>> start
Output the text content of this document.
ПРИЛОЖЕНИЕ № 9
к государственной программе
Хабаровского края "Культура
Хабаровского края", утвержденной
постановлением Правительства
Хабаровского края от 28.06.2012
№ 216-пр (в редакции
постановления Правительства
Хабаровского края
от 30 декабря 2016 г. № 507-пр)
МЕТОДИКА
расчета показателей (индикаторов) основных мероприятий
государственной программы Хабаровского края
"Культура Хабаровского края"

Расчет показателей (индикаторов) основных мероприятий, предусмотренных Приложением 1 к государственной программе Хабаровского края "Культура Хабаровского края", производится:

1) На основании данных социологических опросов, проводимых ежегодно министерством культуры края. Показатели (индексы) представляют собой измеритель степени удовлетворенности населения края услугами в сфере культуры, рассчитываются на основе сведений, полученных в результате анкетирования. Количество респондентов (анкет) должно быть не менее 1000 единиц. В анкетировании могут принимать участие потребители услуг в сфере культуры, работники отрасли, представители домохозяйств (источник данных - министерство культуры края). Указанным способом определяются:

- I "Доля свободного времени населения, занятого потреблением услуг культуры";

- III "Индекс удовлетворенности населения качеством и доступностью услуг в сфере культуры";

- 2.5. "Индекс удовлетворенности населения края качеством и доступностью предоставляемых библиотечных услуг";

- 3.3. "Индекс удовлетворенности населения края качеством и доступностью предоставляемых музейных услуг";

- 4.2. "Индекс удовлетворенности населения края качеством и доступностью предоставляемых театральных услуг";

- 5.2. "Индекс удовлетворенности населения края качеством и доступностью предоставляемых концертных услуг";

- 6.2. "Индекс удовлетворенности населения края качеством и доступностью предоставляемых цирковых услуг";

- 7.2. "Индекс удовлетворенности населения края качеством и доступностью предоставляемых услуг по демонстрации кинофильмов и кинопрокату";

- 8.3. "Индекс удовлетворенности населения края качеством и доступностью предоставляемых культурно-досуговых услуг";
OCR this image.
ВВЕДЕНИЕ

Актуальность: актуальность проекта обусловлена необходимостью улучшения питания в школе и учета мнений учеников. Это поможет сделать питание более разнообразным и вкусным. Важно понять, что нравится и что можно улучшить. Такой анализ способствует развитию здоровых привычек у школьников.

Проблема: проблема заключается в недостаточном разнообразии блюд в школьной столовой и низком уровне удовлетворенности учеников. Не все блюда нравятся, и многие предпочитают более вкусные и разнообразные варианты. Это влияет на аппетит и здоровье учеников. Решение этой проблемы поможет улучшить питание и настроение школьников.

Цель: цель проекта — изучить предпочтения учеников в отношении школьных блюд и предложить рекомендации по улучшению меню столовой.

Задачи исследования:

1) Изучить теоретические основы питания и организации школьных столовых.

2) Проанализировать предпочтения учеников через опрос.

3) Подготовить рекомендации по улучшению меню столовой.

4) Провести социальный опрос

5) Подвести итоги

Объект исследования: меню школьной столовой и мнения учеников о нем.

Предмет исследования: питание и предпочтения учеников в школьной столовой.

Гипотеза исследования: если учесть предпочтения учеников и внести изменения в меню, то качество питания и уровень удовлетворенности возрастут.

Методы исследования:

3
>> end
JOB
Extract the listing in its entirety, matching it exactly.

TASK OUTPUT
Output the text content of this document.
ПРИЛОЖЕНИЕ № 9
к государственной программе
Хабаровского края "Культура
Хабаровского края", утвержденной
постановлением Правительства
Хабаровского края от 28.06.2012
№ 216-пр (в редакции
постановления Правительства
Хабаровского края
от 30 декабря 2016 г. № 507-пр)
МЕТОДИКА
расчета показателей (индикаторов) основных мероприятий
государственной программы Хабаровского края
"Культура Хабаровского края"

Расчет показателей (индикаторов) основных мероприятий, предусмотренных Приложением 1 к государственной программе Хабаровского края "Культура Хабаровского края", производится:

1) На основании данных социологических опросов, проводимых ежегодно министерством культуры края. Показатели (индексы) представляют собой измеритель степени удовлетворенности населения края услугами в сфере культуры, рассчитываются на основе сведений, полученных в результате анкетирования. Количество респондентов (анкет) должно быть не менее 1000 единиц. В анкетировании могут принимать участие потребители услуг в сфере культуры, работники отрасли, представители домохозяйств (источник данных - министерство культуры края). Указанным способом определяются:

- I "Доля свободного времени населения, занятого потреблением услуг культуры";

- III "Индекс удовлетворенности населения качеством и доступностью услуг в сфере культуры";

- 2.5. "Индекс удовлетворенности населения края качеством и доступностью предоставляемых библиотечных услуг";

- 3.3. "Индекс удовлетворенности населения края качеством и доступностью предоставляемых музейных услуг";

- 4.2. "Индекс удовлетворенности населения края качеством и доступностью предоставляемых театральных услуг";

- 5.2. "Индекс удовлетворенности населения края качеством и доступностью предоставляемых концертных услуг";

- 6.2. "Индекс удовлетворенности населения края качеством и доступностью предоставляемых цирковых услуг";

- 7.2. "Индекс удовлетворенности населения края качеством и доступностью предоставляемых услуг по демонстрации кинофильмов и кинопрокату";

- 8.3. "Индекс удовлетворенности населения края качеством и доступностью предоставляемых культурно-досуговых услуг";
OCR this image.
ВВЕДЕНИЕ

Актуальность: актуальность проекта обусловлена необходимостью улучшения питания в школе и учета мнений учеников. Это поможет сделать питание более разнообразным и вкусным. Важно понять, что нравится и что можно улучшить. Такой анализ способствует развитию здоровых привычек у школьников.

Проблема: проблема заключается в недостаточном разнообразии блюд в школьной столовой и низком уровне удовлетворенности учеников. Не все блюда нравятся, и многие предпочитают более вкусные и разнообразные варианты. Это влияет на аппетит и здоровье учеников. Решение этой проблемы поможет улучшить питание и настроение школьников.

Цель: цель проекта — изучить предпочтения учеников в отношении школьных блюд и предложить рекомендации по улучшению меню столовой.

Задачи исследования:

1) Изучить теоретические основы питания и организации школьных столовых.

2) Проанализировать предпочтения учеников через опрос.

3) Подготовить рекомендации по улучшению меню столовой.

4) Провести социальный опрос

5) Подвести итоги

Объект исследования: меню школьной столовой и мнения учеников о нем.

Предмет исследования: питание и предпочтения учеников в школьной столовой.

Гипотеза исследования: если учесть предпочтения учеников и внести изменения в меню, то качество питания и уровень удовлетворенности возрастут.

Методы исследования:

3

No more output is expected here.